**Text**
┄┄┄┄┄┄┄┄┄┄
Menu
Menu

Album Notes

"Continue to the top of the hill, make a right. The house is at the end. The lights will be on, door open, key is inside. Enjoy your stay."

In early 1997 I got a message from Trey that he and Tom Marshall, his longtime writing partner, wanted to get together to come up with some new material for Phish. They asked if I could help them find a quiet place to write and record some demos. Not really having anything particular in mind, I spent a day driving around north central Vermont looking for a place that had a good vibe and at least one big room. I found three farmhouses that wre available for rent, and we took the first one, Mountain View Farm, to begin the first of four sessions of writing and recording that produced all of the material on this disc.
┄┄┄┄┄┄┄┄┄┄
**Provided data**

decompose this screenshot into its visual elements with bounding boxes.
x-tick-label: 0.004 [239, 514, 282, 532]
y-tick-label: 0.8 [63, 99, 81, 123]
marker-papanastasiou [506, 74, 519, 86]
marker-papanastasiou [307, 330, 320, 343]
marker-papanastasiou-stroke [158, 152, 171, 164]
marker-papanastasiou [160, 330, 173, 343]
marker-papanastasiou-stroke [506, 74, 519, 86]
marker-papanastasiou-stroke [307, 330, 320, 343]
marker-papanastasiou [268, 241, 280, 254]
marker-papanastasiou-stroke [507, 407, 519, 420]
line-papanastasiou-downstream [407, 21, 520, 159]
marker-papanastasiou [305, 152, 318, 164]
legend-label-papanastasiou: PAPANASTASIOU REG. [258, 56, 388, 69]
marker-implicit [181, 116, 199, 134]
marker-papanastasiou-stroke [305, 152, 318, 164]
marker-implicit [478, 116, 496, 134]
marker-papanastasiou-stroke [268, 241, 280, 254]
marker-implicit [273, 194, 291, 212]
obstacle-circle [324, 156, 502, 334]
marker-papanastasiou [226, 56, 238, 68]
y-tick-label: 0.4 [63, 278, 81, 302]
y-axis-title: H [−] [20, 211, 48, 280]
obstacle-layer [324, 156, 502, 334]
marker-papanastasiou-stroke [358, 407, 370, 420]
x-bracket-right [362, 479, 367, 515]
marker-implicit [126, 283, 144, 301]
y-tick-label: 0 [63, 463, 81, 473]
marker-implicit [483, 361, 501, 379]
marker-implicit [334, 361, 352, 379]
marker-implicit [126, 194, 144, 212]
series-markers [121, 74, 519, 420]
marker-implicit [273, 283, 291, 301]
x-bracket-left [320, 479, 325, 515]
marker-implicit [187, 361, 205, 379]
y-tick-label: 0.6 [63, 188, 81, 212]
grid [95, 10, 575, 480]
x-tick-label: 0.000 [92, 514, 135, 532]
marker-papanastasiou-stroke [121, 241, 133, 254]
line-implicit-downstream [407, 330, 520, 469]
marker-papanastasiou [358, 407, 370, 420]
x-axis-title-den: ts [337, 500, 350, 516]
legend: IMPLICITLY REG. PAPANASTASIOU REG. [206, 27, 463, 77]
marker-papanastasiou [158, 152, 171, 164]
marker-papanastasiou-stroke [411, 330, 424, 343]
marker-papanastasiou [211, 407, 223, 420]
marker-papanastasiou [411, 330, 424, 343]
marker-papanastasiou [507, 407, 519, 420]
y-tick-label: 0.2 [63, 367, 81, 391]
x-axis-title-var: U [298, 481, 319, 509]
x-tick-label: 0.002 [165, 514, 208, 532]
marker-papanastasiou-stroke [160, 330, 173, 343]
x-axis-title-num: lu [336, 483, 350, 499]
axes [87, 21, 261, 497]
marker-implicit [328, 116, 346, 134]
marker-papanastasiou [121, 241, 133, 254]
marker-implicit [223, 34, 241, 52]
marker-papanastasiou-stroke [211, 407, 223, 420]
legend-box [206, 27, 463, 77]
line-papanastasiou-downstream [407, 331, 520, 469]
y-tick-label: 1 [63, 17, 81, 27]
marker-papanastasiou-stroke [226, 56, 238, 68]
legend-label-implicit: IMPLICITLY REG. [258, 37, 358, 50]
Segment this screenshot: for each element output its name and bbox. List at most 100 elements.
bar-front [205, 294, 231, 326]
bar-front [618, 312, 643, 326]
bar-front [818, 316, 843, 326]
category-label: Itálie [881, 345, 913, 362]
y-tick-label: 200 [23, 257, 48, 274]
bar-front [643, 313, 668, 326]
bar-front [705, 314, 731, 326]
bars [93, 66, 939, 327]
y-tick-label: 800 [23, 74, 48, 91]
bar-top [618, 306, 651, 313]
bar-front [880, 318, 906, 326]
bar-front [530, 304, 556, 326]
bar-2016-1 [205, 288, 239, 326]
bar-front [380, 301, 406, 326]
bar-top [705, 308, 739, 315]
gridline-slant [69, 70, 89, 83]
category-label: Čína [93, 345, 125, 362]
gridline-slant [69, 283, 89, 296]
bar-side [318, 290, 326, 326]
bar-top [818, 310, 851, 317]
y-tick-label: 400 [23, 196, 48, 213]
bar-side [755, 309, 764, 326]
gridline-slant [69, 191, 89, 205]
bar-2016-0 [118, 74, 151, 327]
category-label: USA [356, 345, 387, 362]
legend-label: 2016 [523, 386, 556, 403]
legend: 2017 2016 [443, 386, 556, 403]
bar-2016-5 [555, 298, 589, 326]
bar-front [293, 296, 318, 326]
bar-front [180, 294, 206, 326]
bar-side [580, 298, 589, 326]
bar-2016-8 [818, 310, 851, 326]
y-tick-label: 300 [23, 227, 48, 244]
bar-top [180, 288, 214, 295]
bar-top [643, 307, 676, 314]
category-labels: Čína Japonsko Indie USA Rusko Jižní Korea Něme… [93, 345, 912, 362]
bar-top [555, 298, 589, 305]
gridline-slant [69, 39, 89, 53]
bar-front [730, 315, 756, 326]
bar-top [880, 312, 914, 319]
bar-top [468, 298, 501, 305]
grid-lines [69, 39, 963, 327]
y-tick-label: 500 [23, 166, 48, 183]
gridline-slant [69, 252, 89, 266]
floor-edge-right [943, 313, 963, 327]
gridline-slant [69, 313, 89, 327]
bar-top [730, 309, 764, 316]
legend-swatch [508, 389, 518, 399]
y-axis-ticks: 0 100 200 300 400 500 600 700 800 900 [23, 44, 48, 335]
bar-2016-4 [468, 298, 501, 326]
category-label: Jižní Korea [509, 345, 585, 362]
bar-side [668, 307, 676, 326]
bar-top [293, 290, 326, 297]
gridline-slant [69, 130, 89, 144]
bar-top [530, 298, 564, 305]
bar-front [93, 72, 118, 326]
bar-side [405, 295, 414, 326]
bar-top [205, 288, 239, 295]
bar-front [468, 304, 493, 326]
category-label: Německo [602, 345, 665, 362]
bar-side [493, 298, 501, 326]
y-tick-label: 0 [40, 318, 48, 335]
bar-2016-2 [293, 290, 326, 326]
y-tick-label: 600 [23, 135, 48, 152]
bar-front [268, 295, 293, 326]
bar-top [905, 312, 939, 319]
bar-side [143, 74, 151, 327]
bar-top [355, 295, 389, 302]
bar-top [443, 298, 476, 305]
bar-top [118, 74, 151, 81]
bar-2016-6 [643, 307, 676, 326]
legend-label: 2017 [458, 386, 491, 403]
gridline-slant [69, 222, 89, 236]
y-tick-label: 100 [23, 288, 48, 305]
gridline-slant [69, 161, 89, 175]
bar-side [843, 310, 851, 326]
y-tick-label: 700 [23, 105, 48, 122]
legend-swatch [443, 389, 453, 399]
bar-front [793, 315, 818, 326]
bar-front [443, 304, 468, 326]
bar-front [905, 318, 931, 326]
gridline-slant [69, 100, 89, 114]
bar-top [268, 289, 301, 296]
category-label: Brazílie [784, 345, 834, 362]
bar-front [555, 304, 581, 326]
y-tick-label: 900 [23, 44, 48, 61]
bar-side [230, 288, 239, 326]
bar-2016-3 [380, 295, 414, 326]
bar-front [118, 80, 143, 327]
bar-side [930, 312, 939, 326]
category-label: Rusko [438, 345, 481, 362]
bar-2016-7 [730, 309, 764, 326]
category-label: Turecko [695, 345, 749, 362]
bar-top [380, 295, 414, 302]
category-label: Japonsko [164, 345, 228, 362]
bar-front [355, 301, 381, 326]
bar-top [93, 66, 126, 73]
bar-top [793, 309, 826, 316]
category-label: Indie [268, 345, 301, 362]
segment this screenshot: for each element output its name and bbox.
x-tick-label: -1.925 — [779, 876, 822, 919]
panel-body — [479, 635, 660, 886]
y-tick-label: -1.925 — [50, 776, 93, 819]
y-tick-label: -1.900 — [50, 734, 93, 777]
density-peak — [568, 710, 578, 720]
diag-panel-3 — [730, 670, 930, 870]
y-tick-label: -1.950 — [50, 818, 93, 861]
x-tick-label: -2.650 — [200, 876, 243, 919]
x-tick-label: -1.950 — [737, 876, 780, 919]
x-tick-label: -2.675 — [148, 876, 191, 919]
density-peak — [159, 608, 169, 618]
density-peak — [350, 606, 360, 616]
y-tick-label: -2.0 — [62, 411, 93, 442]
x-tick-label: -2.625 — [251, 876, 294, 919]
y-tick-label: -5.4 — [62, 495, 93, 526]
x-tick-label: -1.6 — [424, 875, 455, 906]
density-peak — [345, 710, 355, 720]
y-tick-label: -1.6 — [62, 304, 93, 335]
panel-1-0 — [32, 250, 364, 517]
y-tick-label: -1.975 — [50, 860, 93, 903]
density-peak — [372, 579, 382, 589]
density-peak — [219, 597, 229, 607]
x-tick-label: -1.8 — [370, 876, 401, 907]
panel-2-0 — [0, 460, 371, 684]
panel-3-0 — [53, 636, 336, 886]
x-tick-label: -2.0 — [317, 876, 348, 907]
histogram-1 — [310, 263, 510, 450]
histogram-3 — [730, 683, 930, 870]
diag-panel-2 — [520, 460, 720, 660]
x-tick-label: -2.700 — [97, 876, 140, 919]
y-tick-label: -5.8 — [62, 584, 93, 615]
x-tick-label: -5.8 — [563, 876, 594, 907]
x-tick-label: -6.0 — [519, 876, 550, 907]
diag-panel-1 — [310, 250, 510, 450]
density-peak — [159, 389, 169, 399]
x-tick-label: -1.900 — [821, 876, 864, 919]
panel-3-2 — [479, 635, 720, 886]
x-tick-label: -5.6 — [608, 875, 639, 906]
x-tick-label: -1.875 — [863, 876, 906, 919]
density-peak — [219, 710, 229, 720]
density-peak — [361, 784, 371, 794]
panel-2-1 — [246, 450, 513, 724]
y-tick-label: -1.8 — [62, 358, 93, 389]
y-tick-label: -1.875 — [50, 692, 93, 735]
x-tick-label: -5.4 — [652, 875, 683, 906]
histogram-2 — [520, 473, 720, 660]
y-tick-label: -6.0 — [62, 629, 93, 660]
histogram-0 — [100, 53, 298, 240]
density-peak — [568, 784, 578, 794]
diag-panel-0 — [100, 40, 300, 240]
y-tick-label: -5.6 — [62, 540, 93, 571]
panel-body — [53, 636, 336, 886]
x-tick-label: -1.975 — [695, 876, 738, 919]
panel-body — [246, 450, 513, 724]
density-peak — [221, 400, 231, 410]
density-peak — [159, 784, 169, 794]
┄┄┄┄┄┄┄┄┄┄
**Tasks to carry out**
a - According to the album notes, why did the writer spend a day driving around north central Vermont? Answer in one to three sentences.
b - Copy the records word for word, from their first line through the line containing "marker-papanastasiou-stroke [307, 330, 320, 343]", with both of those lines included.
The album notes and the records were taken from separate sources.

**Solutions in order**
a - Trey and Tom Marshall wanted to write new material for Phish and asked the writer to help them find a quiet place to write and record demos. The writer drove around looking for a place with a good vibe and at least one big room.

b -
decompose this screenshot into its visual elements with bounding boxes.
x-tick-label: 0.004 [239, 514, 282, 532]
y-tick-label: 0.8 [63, 99, 81, 123]
marker-papanastasiou [506, 74, 519, 86]
marker-papanastasiou [307, 330, 320, 343]
marker-papanastasiou-stroke [158, 152, 171, 164]
marker-papanastasiou [160, 330, 173, 343]
marker-papanastasiou-stroke [506, 74, 519, 86]
marker-papanastasiou-stroke [307, 330, 320, 343]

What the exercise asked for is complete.